---------- TEXTE EXTRAIT ----------

Des observateurs bien avertis de la scène politique de l’époque ont affirmé que c’est après de longues tractations ponctuées d’incessantes allées et venues entre le palais présidentiel et l’Etat-major de l’armée que finalement le sort du régime de Maurice Yaméogo a été scellé.

D’aucuns ont même dit que face aux hésitations de Lamizana, le nom de certains militaires furent scandés par les manifestants et sollicités pour s’emparer du pouvoir. Ce fut donc à son corps défendant, pourrait-on dire, soucieux cependant de ne pas se laisser déborder par les événements, d’éviter des déchirements au sein même des forces armées, que Lamizana, en sa qualité de militaire "le plus ancien dans le grade le plus élevé", a finalement accepté de se faire proclamer chef de l’Etat.

D’aucuns ont aussi fait remarquer que Lamizana considérait comme une marque d’ingratitude, le fait d’être le tombeur de celui qui (Maurice Yaméogo) l’avait nommé Chef d’Etat-major de l’armée. Quoi qu’il en soit, la crise avait atteint une ampleur telle que le départ du premier président était irréversible. Arrivé au pouvoir suite à une fronde politico-sociale (il ne faut pas oublier que les politiciens avaient trouvé refuge dans les syndicats face au refus de l’ancien régime d’accepter le multipartisme), Lamizana avait réussi à comptabiliser toutes les frustrations.

Ayant remplacé un pouvoir unipartisan qui avait muselé toutes les libertés, Lamizana et son équipe vont ouvrir toutes les vannes de la liberté pour exorciser toutes les rancoeurs accumulées tout au long des six années de plomb de la première République. La constitution de l’ancien régime ayant été suspendue, une autre fut adoptée en 1971 qui tolérait le multipartisme. La presse d’Etat, qui sortait d’une longue nuit de langue de bois et d’agonie, avait retrouvé une certaine liberté de ton. C’est à cette époque que le principe de publier des éditoriaux et des tribunes libres fut admis.

---------- ENREGISTREMENTS CONSERVÉS ----------

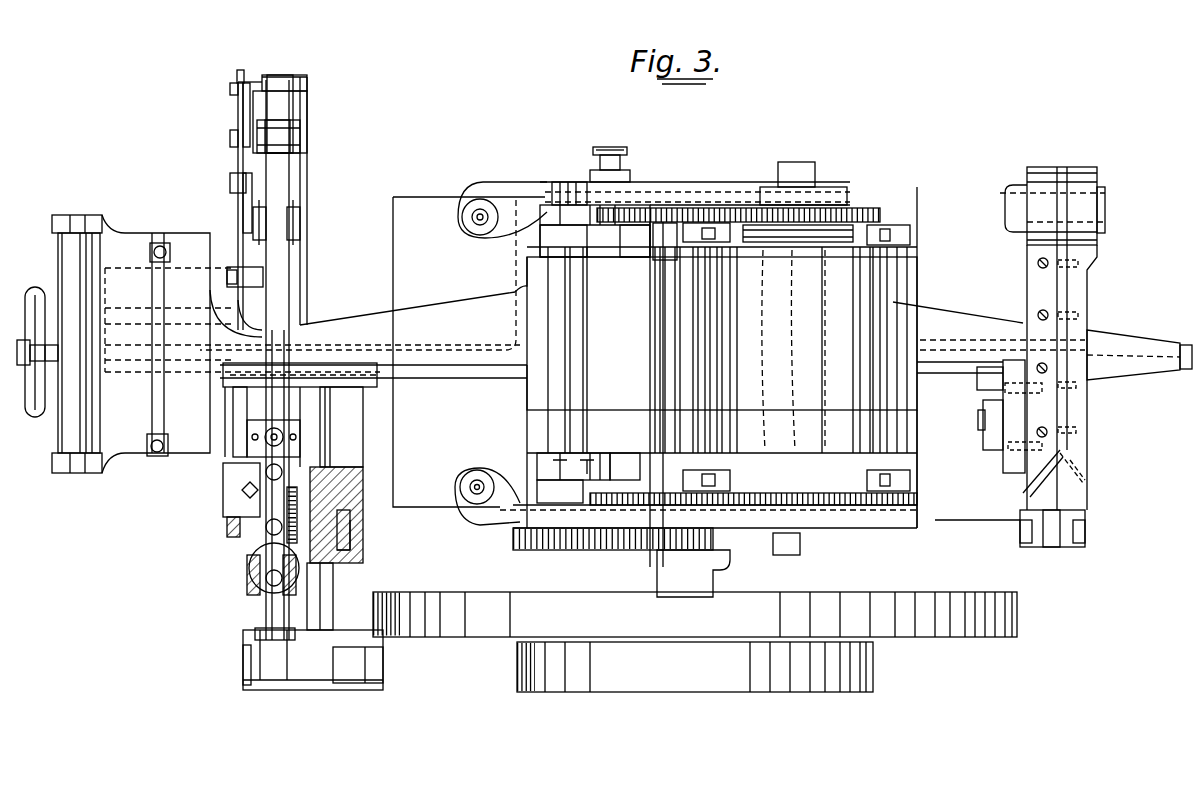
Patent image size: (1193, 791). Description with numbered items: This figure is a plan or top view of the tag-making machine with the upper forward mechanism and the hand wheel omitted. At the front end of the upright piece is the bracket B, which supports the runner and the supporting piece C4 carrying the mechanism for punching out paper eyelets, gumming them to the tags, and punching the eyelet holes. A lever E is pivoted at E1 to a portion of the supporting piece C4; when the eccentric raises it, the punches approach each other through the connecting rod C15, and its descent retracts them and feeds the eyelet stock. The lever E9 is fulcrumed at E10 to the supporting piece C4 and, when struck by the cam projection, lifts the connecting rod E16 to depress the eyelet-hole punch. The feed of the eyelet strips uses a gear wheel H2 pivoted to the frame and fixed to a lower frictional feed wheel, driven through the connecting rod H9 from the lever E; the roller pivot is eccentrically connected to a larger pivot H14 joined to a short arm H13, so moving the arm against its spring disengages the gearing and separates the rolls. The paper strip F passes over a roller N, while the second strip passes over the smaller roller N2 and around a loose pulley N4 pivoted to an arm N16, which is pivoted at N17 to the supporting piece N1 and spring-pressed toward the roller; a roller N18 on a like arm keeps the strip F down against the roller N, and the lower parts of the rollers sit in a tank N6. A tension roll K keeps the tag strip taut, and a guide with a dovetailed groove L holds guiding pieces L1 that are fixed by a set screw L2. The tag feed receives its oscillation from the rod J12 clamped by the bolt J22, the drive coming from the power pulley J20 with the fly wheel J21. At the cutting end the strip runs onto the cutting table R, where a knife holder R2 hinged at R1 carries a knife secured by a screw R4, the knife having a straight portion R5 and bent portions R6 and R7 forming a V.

The tension roll K is at (75, 255).
The dovetailed groove L is at (158, 398).
The guiding piece L1 is at (152, 250).
The set screw L2 is at (166, 250).
The roller N is at (290, 170).
The supporting piece N1 is at (243, 120).
The roller N2 is at (290, 272).
The loose pulley or sheave N4 is at (293, 218).
The tank N6 is at (298, 97).
The arm N16 is at (248, 103).
The pivot N17 is at (244, 74).
The roller N18 is at (292, 135).
The paper strip F is at (277, 360).
The bracket B is at (642, 358).
The rod J12 is at (636, 180).
The bolt J22 is at (616, 150).
The fly wheel J21 is at (695, 614).
The power pulley J20 is at (695, 667).
The cutting table R is at (1027, 283).
The hinge R1 is at (1072, 178).
The knife holder R2 is at (1075, 295).
The screw R4 is at (1060, 312).
The straight portion of knife R5 is at (1060, 410).
The bent portion of knife R6 is at (1060, 283).
The bent portion of knife R7 is at (1075, 480).
The lever E is at (258, 633).
The pivot E1 is at (245, 662).
The lever E9 is at (220, 400).
The fulcrum pivot E10 is at (210, 468).
The connecting rod E16 is at (227, 525).
The gear wheel H2 is at (300, 500).
The connecting rod H9 is at (235, 487).
The short arm H13 is at (345, 540).
The pivot H14 is at (320, 522).
The supporting piece C4 is at (318, 585).
The connecting rod C15 is at (250, 575).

----------

### CONSIGNES
• a. Répondez brièvement aux questions suivantes d’après le texte consacré à Lamizana :
(i) En quelle qualité Lamizana a-t-il accepté de se faire proclamer chef de l’Etat ?
(ii) À quel poste Maurice Yaméogo avait-il nommé Lamizana ?
(iii) En quelle année une constitution tolérant le multipartisme fut-elle adoptée ?
• b. Réécrivez le passage du texte consacré à Lamizana compris entre « Des observateurs bien » et « a été scellé. », inclus, en remplaçant « palais présidentiel » par « siège de la présidence ».
• c. Poursuivez le texte consacré à Lamizana à partir de l’endroit où il s’arrête.
Les enregistrements n’ont aucun lien avec le texte consacré à Lamizana.

### RÉPONSES ATTENDUES
• a.
(i) En sa qualité de militaire « le plus ancien dans le grade le plus élevé ».
(ii) Chef d’Etat-major de l’armée.
(iii) En 1971.

• b.
Des observateurs bien avertis de la scène politique de l’époque ont affirmé que c’est après de longues tractations ponctuées d’incessantes allées et venues entre le siège de la présidence et l’Etat-major de l’armée que finalement le sort du régime de Maurice Yaméogo a été scellé.

• c.
Bouffée d’oxygène

Parallèlement, on a assisté à l’apparition de journaux privés d’informations de même que des périodiques édités par les organisations syndicales. Tous les journalistes qui ont eu la chance de voyager avec Lamizana, à l’intérieur comme à l’extérieur du pays, peuvent témoigner. Le chef de l’Etat n’était jamais intervenu, ni directement ni par personne interposée pour orienter les reportages sur ses activités. En tous les cas, cette bouffée d’oxygène et cette lune de miel avaient permis au nouveau pouvoir de reprendre de la main gauche ce qu’il avait donné de la main droite.

Ayant refusé l’abattement des salaires décidé par Maurice Yaméogo, les travailleurs accepteront néanmoins sans rechigner la fameuse "garangose" défalquée sur leur rémunération. Il faut dire que contrairement au régime de Maurice Yaméogo dont le train de vie, aux yeux de l’opinion, était scandaleux et avait dépassé le seuil du tolérable, celui de Lamizana avait toute la confiance des travailleurs car il était un exemple de sobriété et de rigueur dans la gestion des deniers publics.

Propos prémonitoires

Malheureusement, tout pouvoir ayant ses faucons, celui de Lamizana a été poussé à créer son propre parti. Une tentative avortée par la pression des syndicats et des partis politiques. En bon démocrate, Lamizana a instauré le multipartisme, organisé des élections libres et transparentes qui l’ont mis en ballotage.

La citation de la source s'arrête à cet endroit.